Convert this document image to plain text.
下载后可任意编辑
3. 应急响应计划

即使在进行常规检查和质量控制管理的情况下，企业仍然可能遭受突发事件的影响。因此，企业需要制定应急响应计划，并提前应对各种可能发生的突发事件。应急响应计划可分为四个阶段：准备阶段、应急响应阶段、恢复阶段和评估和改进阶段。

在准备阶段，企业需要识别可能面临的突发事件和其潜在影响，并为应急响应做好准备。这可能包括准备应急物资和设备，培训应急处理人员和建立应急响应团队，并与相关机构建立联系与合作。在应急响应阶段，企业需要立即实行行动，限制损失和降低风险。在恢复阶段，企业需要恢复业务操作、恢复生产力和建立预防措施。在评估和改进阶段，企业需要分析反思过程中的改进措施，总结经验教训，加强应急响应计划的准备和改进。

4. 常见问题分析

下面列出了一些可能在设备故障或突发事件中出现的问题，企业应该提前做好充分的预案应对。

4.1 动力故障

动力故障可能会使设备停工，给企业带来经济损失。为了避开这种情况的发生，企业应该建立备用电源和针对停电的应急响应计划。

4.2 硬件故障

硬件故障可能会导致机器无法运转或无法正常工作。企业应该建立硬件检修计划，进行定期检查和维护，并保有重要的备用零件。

* * *

### Exercise objective
Please return the data above exactly as given.

### Written reply
Convert this document image to plain text.
下载后可任意编辑
3. 应急响应计划

即使在进行常规检查和质量控制管理的情况下，企业仍然可能遭受突发事件的影响。因此，企业需要制定应急响应计划，并提前应对各种可能发生的突发事件。应急响应计划可分为四个阶段：准备阶段、应急响应阶段、恢复阶段和评估和改进阶段。

在准备阶段，企业需要识别可能面临的突发事件和其潜在影响，并为应急响应做好准备。这可能包括准备应急物资和设备，培训应急处理人员和建立应急响应团队，并与相关机构建立联系与合作。在应急响应阶段，企业需要立即实行行动，限制损失和降低风险。在恢复阶段，企业需要恢复业务操作、恢复生产力和建立预防措施。在评估和改进阶段，企业需要分析反思过程中的改进措施，总结经验教训，加强应急响应计划的准备和改进。

4. 常见问题分析

下面列出了一些可能在设备故障或突发事件中出现的问题，企业应该提前做好充分的预案应对。

4.1 动力故障

动力故障可能会使设备停工，给企业带来经济损失。为了避开这种情况的发生，企业应该建立备用电源和针对停电的应急响应计划。

4.2 硬件故障

硬件故障可能会导致机器无法运转或无法正常工作。企业应该建立硬件检修计划，进行定期检查和维护，并保有重要的备用零件。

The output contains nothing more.